→ EXERCISE DESCRIPTION
Your task is to output the listing word for word, with pictures excluded.

[Recorded data]
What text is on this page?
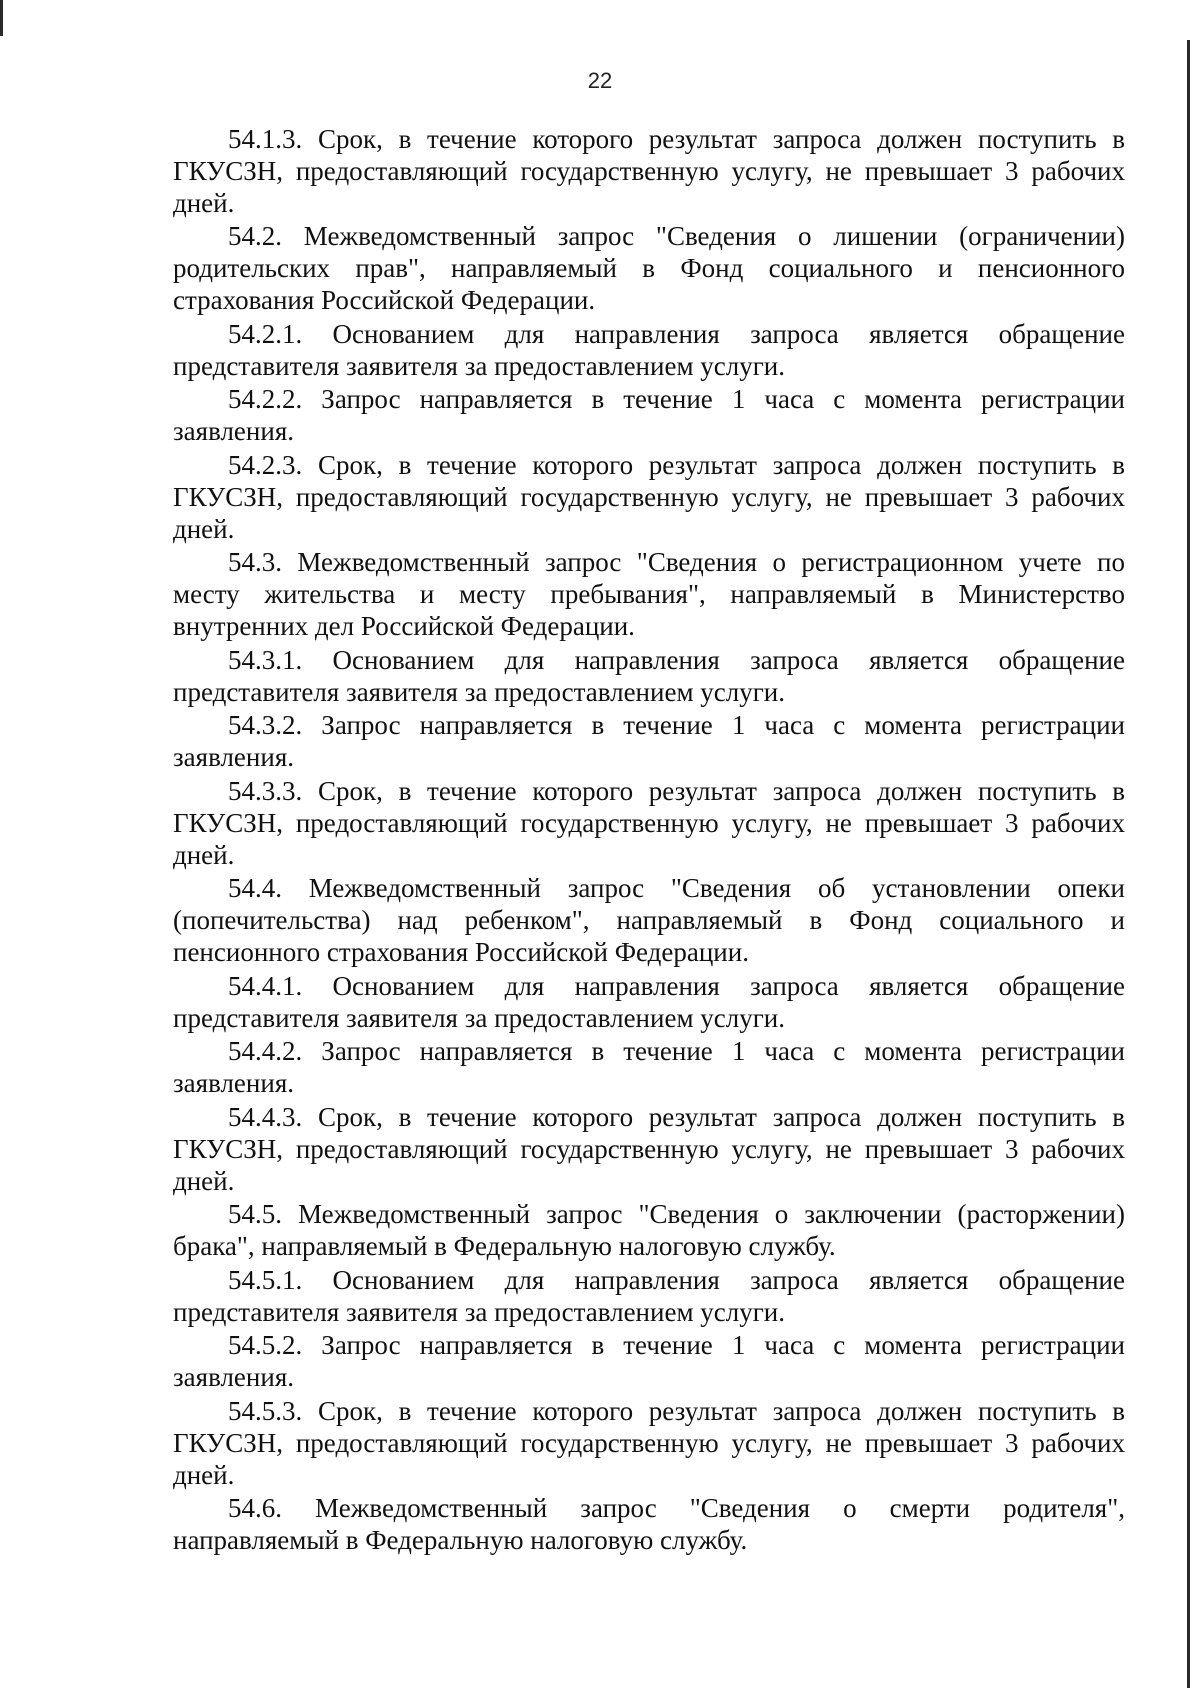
22

54.1.3. Срок, в течение которого результат запроса должен поступить в ГКУСЗН, предоставляющий государственную услугу, не превышает 3 рабочих дней.

54.2. Межведомственный запрос "Сведения о лишении (ограничении) родительских прав", направляемый в Фонд социального и пенсионного страхования Российской Федерации.

54.2.1. Основанием для направления запроса является обращение представителя заявителя за предоставлением услуги.

54.2.2. Запрос направляется в течение 1 часа с момента регистрации заявления.

54.2.3. Срок, в течение которого результат запроса должен поступить в ГКУСЗН, предоставляющий государственную услугу, не превышает 3 рабочих дней.

54.3. Межведомственный запрос "Сведения о регистрационном учете по месту жительства и месту пребывания", направляемый в Министерство внутренних дел Российской Федерации.

54.3.1. Основанием для направления запроса является обращение представителя заявителя за предоставлением услуги.

54.3.2. Запрос направляется в течение 1 часа с момента регистрации заявления.

54.3.3. Срок, в течение которого результат запроса должен поступить в ГКУСЗН, предоставляющий государственную услугу, не превышает 3 рабочих дней.

54.4. Межведомственный запрос "Сведения об установлении опеки (попечительства) над ребенком", направляемый в Фонд социального и пенсионного страхования Российской Федерации.

54.4.1. Основанием для направления запроса является обращение представителя заявителя за предоставлением услуги.

54.4.2. Запрос направляется в течение 1 часа с момента регистрации заявления.

54.4.3. Срок, в течение которого результат запроса должен поступить в ГКУСЗН, предоставляющий государственную услугу, не превышает 3 рабочих дней.

54.5. Межведомственный запрос "Сведения о заключении (расторжении) брака", направляемый в Федеральную налоговую службу.

54.5.1. Основанием для направления запроса является обращение представителя заявителя за предоставлением услуги.

54.5.2. Запрос направляется в течение 1 часа с момента регистрации заявления.

54.5.3. Срок, в течение которого результат запроса должен поступить в ГКУСЗН, предоставляющий государственную услугу, не превышает 3 рабочих дней.

54.6. Межведомственный запрос "Сведения о смерти родителя", направляемый в Федеральную налоговую службу.
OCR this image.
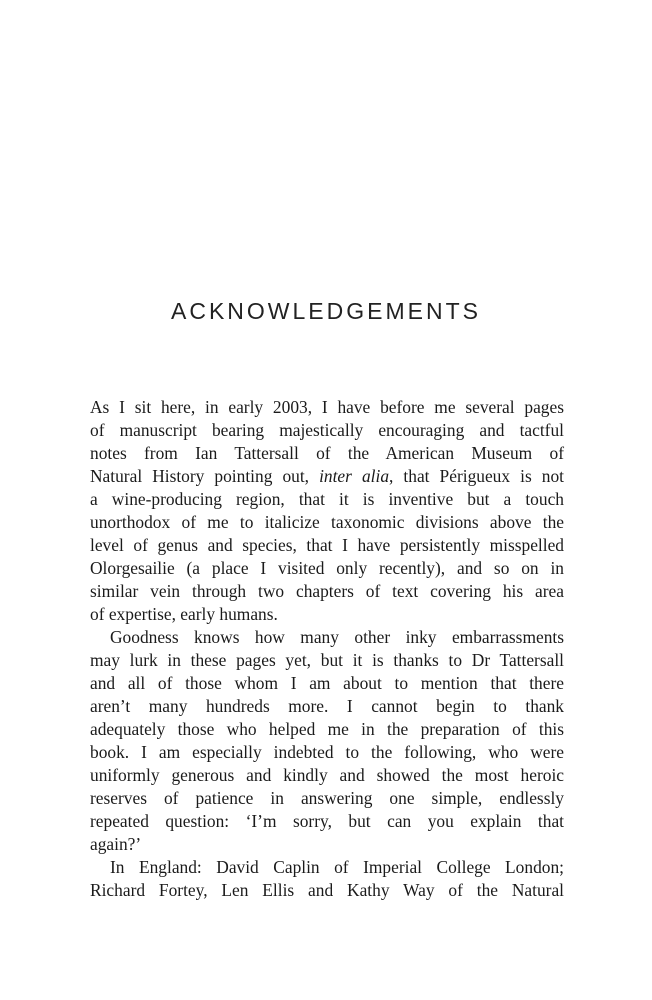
ACKNOWLEDGEMENTS
As I sit here, in early 2003, I have before me several pages
of manuscript bearing majestically encouraging and tactful
notes from Ian Tattersall of the American Museum of
Natural History pointing out, inter alia, that Périgueux is not
a wine-producing region, that it is inventive but a touch
unorthodox of me to italicize taxonomic divisions above the
level of genus and species, that I have persistently misspelled
Olorgesailie (a place I visited only recently), and so on in
similar vein through two chapters of text covering his area
of expertise, early humans.
Goodness knows how many other inky embarrassments
may lurk in these pages yet, but it is thanks to Dr Tattersall
and all of those whom I am about to mention that there
aren’t many hundreds more. I cannot begin to thank
adequately those who helped me in the preparation of this
book. I am especially indebted to the following, who were
uniformly generous and kindly and showed the most heroic
reserves of patience in answering one simple, endlessly
repeated question: ‘I’m sorry, but can you explain that
again?’
In England: David Caplin of Imperial College London;
Richard Fortey, Len Ellis and Kathy Way of the Natural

→ REPLY TO THE EXERCISE
What text is on this page?
22

54.1.3. Срок, в течение которого результат запроса должен поступить в ГКУСЗН, предоставляющий государственную услугу, не превышает 3 рабочих дней.

54.2. Межведомственный запрос "Сведения о лишении (ограничении) родительских прав", направляемый в Фонд социального и пенсионного страхования Российской Федерации.

54.2.1. Основанием для направления запроса является обращение представителя заявителя за предоставлением услуги.

54.2.2. Запрос направляется в течение 1 часа с момента регистрации заявления.

54.2.3. Срок, в течение которого результат запроса должен поступить в ГКУСЗН, предоставляющий государственную услугу, не превышает 3 рабочих дней.

54.3. Межведомственный запрос "Сведения о регистрационном учете по месту жительства и месту пребывания", направляемый в Министерство внутренних дел Российской Федерации.

54.3.1. Основанием для направления запроса является обращение представителя заявителя за предоставлением услуги.

54.3.2. Запрос направляется в течение 1 часа с момента регистрации заявления.

54.3.3. Срок, в течение которого результат запроса должен поступить в ГКУСЗН, предоставляющий государственную услугу, не превышает 3 рабочих дней.

54.4. Межведомственный запрос "Сведения об установлении опеки (попечительства) над ребенком", направляемый в Фонд социального и пенсионного страхования Российской Федерации.

54.4.1. Основанием для направления запроса является обращение представителя заявителя за предоставлением услуги.

54.4.2. Запрос направляется в течение 1 часа с момента регистрации заявления.

54.4.3. Срок, в течение которого результат запроса должен поступить в ГКУСЗН, предоставляющий государственную услугу, не превышает 3 рабочих дней.

54.5. Межведомственный запрос "Сведения о заключении (расторжении) брака", направляемый в Федеральную налоговую службу.

54.5.1. Основанием для направления запроса является обращение представителя заявителя за предоставлением услуги.

54.5.2. Запрос направляется в течение 1 часа с момента регистрации заявления.

54.5.3. Срок, в течение которого результат запроса должен поступить в ГКУСЗН, предоставляющий государственную услугу, не превышает 3 рабочих дней.

54.6. Межведомственный запрос "Сведения о смерти родителя", направляемый в Федеральную налоговую службу.
OCR this image.
ACKNOWLEDGEMENTS
As I sit here, in early 2003, I have before me several pages
of manuscript bearing majestically encouraging and tactful
notes from Ian Tattersall of the American Museum of
Natural History pointing out, inter alia, that Périgueux is not
a wine-producing region, that it is inventive but a touch
unorthodox of me to italicize taxonomic divisions above the
level of genus and species, that I have persistently misspelled
Olorgesailie (a place I visited only recently), and so on in
similar vein through two chapters of text covering his area
of expertise, early humans.
Goodness knows how many other inky embarrassments
may lurk in these pages yet, but it is thanks to Dr Tattersall
and all of those whom I am about to mention that there
aren’t many hundreds more. I cannot begin to thank
adequately those who helped me in the preparation of this
book. I am especially indebted to the following, who were
uniformly generous and kindly and showed the most heroic
reserves of patience in answering one simple, endlessly
repeated question: ‘I’m sorry, but can you explain that
again?’
In England: David Caplin of Imperial College London;
Richard Fortey, Len Ellis and Kathy Way of the Natural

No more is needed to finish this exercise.